§ What to work on:
Each line that holds the word "content" is to be identified and copied.

§ Supplied entries:
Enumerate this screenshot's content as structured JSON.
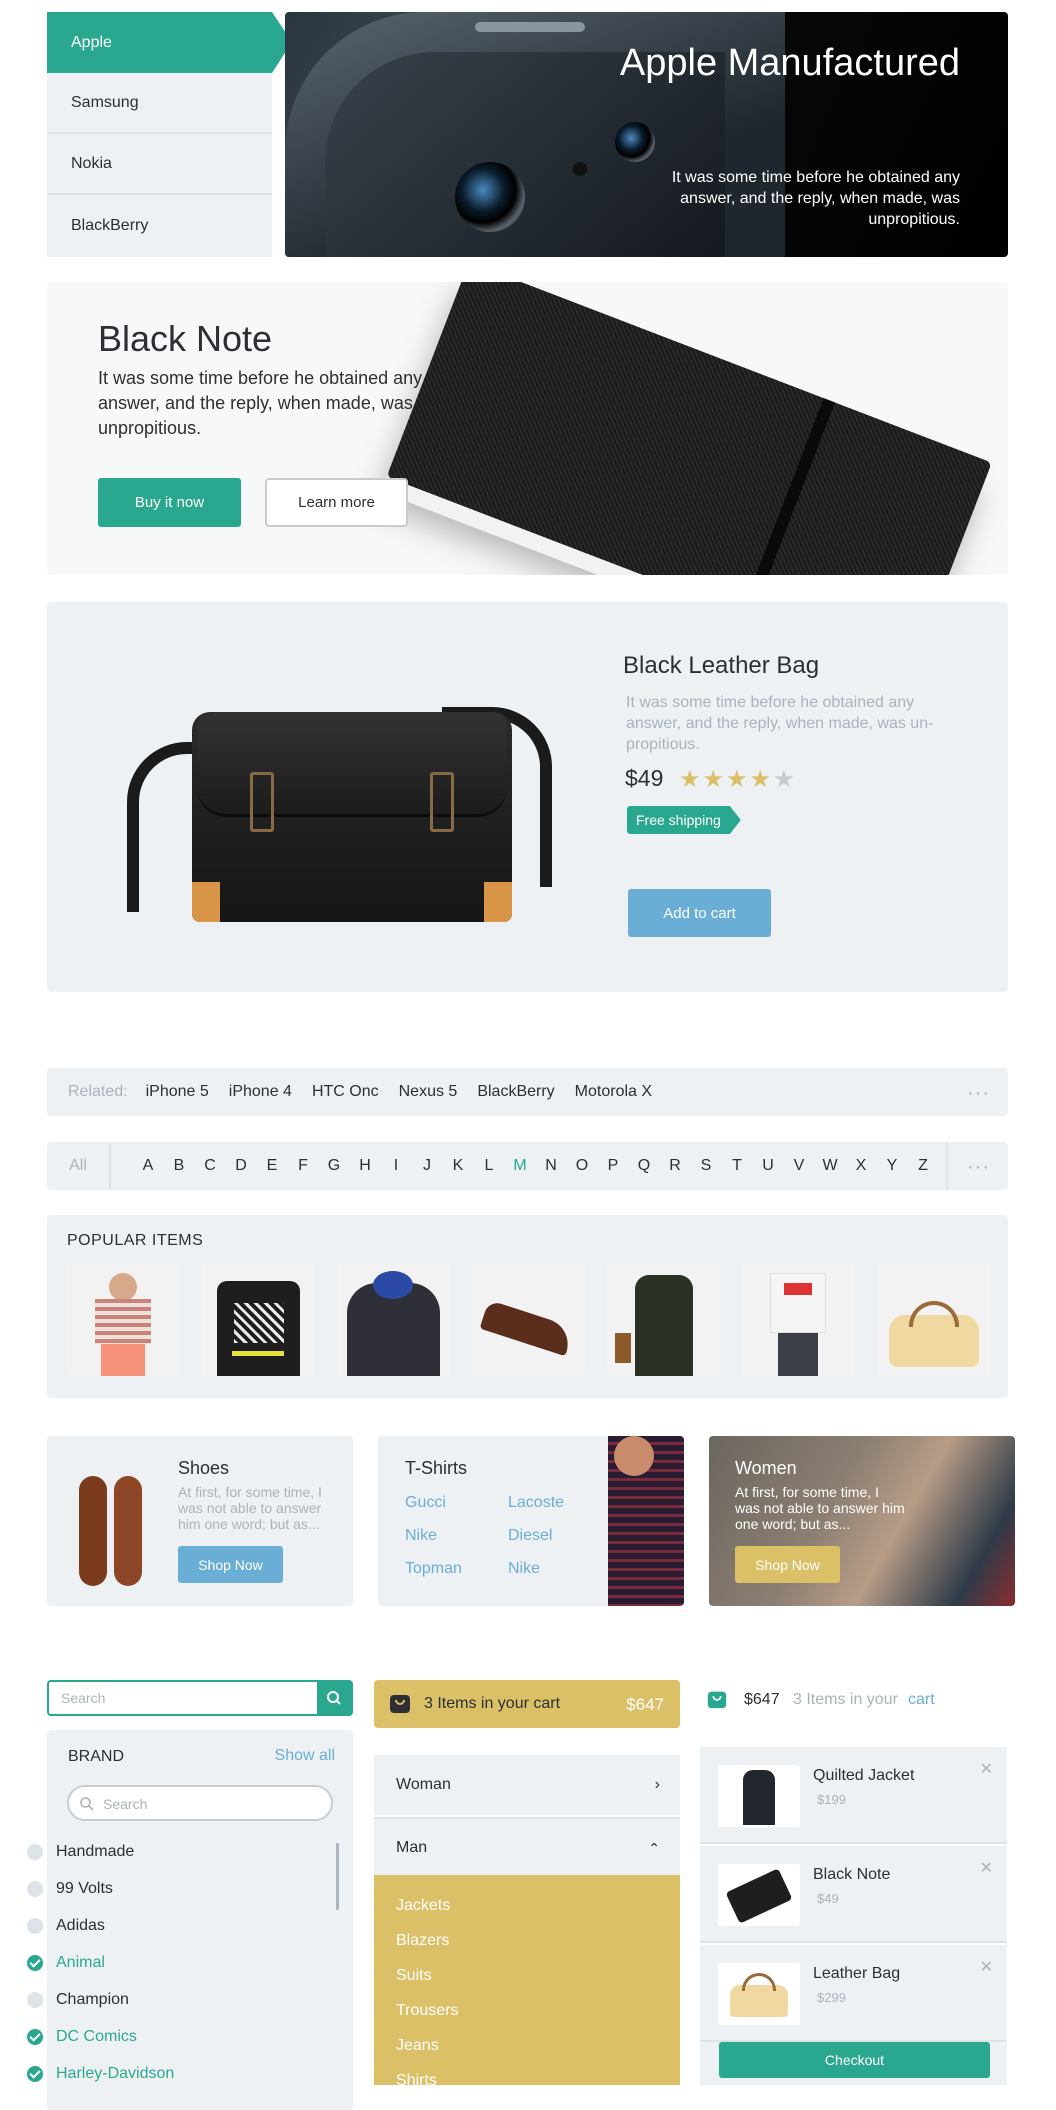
{
  "brand_tabs": [
    "Apple",
    "Samsung",
    "Nokia",
    "BlackBerry"
  ],
  "hero": {
    "title": "Apple Manufactured",
    "text": "It was some time before he obtained any answer, and the reply, when made, was unpropitious."
  },
  "note": {
    "title": "Black Note",
    "text": "It was some time before he obtained any answer, and the reply, when made, was unpropitious.",
    "buy": "Buy it now",
    "learn": "Learn more"
  },
  "bag": {
    "title": "Black Leather Bag",
    "desc": "It was some time before he obtained any answer, and the reply, when made, was un-propitious.",
    "price": "$49",
    "rating": 4,
    "tag": "Free shipping",
    "add": "Add to cart"
  },
  "related": {
    "label": "Related:",
    "items": [
      "iPhone 5",
      "iPhone 4",
      "HTC Onc",
      "Nexus 5",
      "BlackBerry",
      "Motorola X"
    ],
    "more": "···"
  },
  "alphabet": {
    "all": "All",
    "letters": [
      "A",
      "B",
      "C",
      "D",
      "E",
      "F",
      "G",
      "H",
      "I",
      "J",
      "K",
      "L",
      "M",
      "N",
      "O",
      "P",
      "Q",
      "R",
      "S",
      "T",
      "U",
      "V",
      "W",
      "X",
      "Y",
      "Z"
    ],
    "active": "M",
    "more": "···"
  },
  "popular": {
    "title": "POPULAR ITEMS"
  },
  "cards": {
    "shoes": {
      "title": "Shoes",
      "text": "At first, for some time, I was not able to answer him one word; but as...",
      "btn": "Shop Now"
    },
    "tshirts": {
      "title": "T-Shirts",
      "col1": [
        "Gucci",
        "Nike",
        "Topman"
      ],
      "col2": [
        "Lacoste",
        "Diesel",
        "Nike"
      ]
    },
    "women": {
      "title": "Women",
      "text": "At first, for some time, I was not able to answer him one word; but as...",
      "btn": "Shop Now"
    }
  },
  "search": {
    "placeholder": "Search"
  },
  "brand": {
    "title": "BRAND",
    "showall": "Show all",
    "search": "Search",
    "items": [
      {
        "label": "Handmade",
        "checked": false
      },
      {
        "label": "99 Volts",
        "checked": false
      },
      {
        "label": "Adidas",
        "checked": false
      },
      {
        "label": "Animal",
        "checked": true
      },
      {
        "label": "Champion",
        "checked": false
      },
      {
        "label": "DC Comics",
        "checked": true
      },
      {
        "label": "Harley-Davidson",
        "checked": true
      }
    ]
  },
  "cart": {
    "label": "3 Items in your cart",
    "total": "$647"
  },
  "accordion": {
    "woman": "Woman",
    "man": "Man",
    "sub": [
      "Jackets",
      "Blazers",
      "Suits",
      "Trousers",
      "Jeans",
      "Shirts"
    ]
  },
  "minicart": {
    "total": "$647",
    "count": "3 Items in your",
    "cart": "cart",
    "items": [
      {
        "name": "Quilted Jacket",
        "price": "$199"
      },
      {
        "name": "Black Note",
        "price": "$49"
      },
      {
        "name": "Leather Bag",
        "price": "$299"
      }
    ],
    "checkout": "Checkout"
  },
  "colors": {
    "teal": "#2aa88f",
    "blue": "#6aaed6",
    "gold": "#dbc068",
    "panel": "#eef1f4"
  }
}
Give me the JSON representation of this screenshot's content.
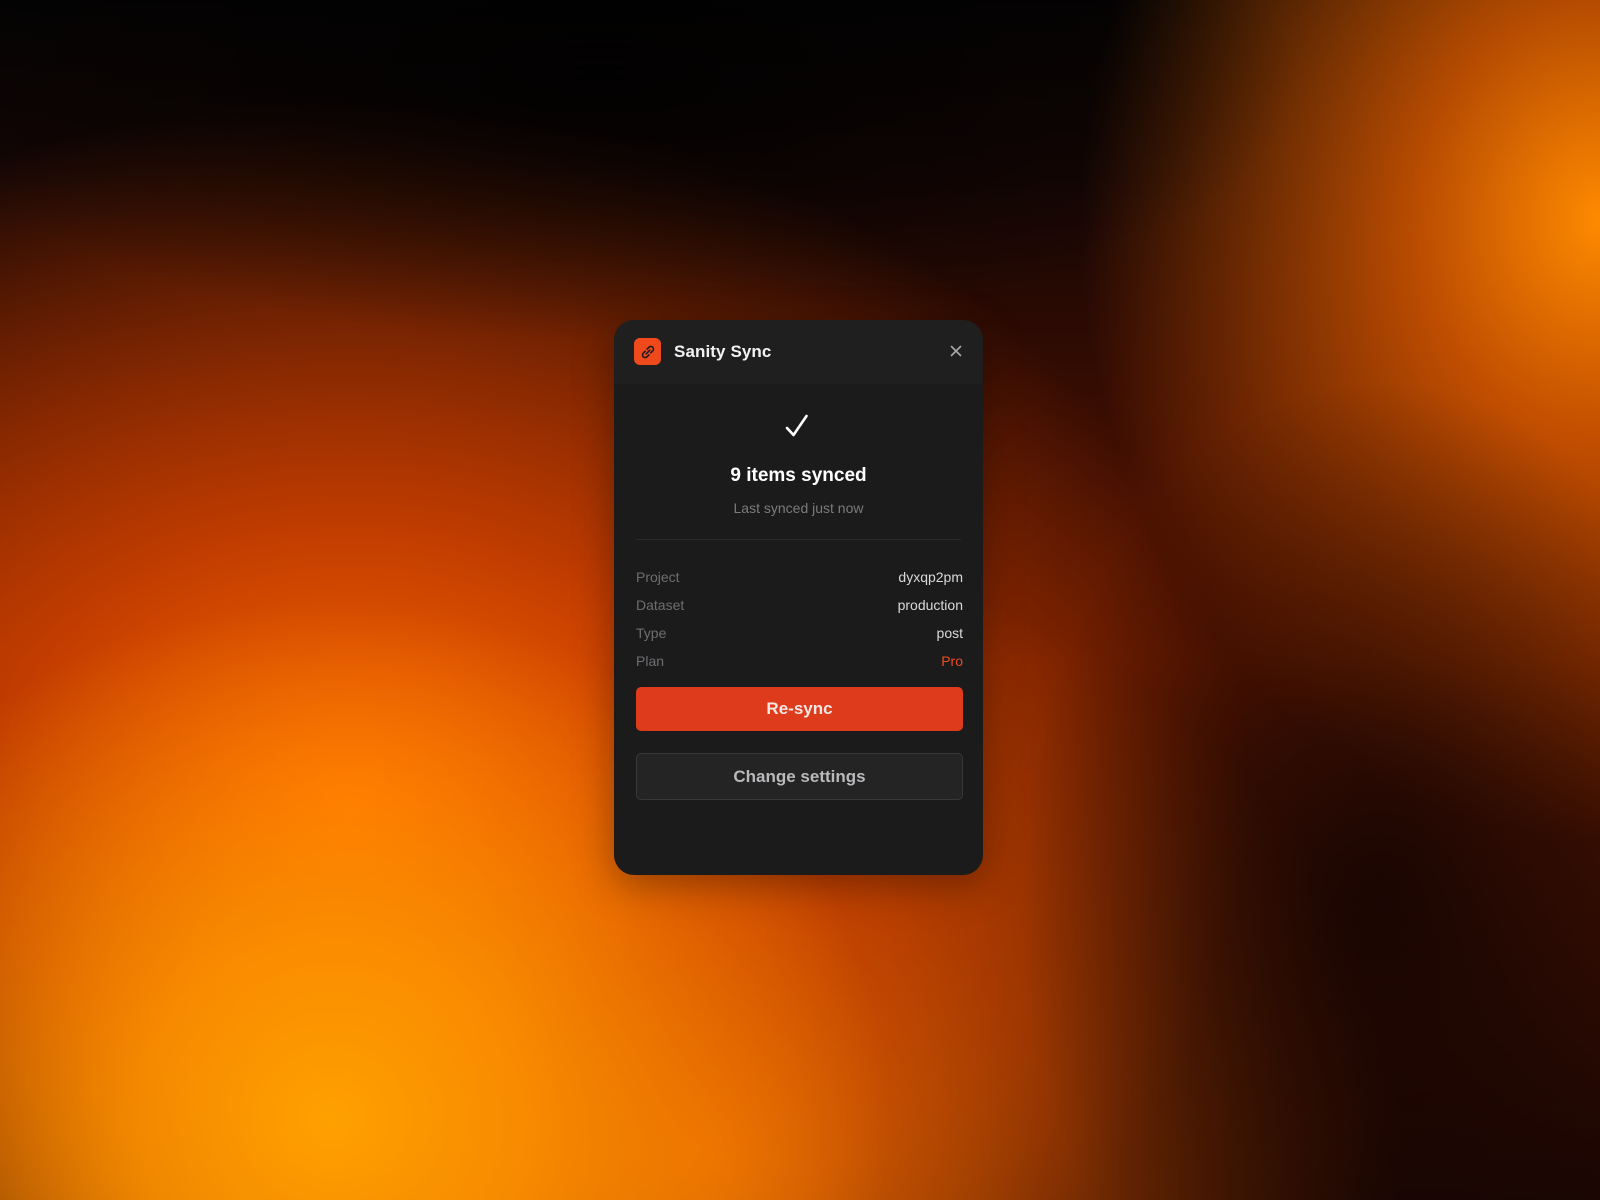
{
  "app": {
    "title": "Sanity Sync",
    "logo_icon": "sanity-link-icon",
    "close_icon": "close-icon",
    "brand_color": "#f04a1c"
  },
  "status": {
    "icon": "check-icon",
    "title": "9 items synced",
    "subtitle": "Last synced just now"
  },
  "details": [
    {
      "label": "Project",
      "value": "dyxqp2pm"
    },
    {
      "label": "Dataset",
      "value": "production"
    },
    {
      "label": "Type",
      "value": "post"
    },
    {
      "label": "Plan",
      "value": "Pro"
    }
  ],
  "actions": {
    "primary_label": "Re-sync",
    "secondary_label": "Change settings"
  }
}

§ Exercise result:
Enumerate this screenshot's content as structured JSON.
Give me the JSON representation of this screenshot's content.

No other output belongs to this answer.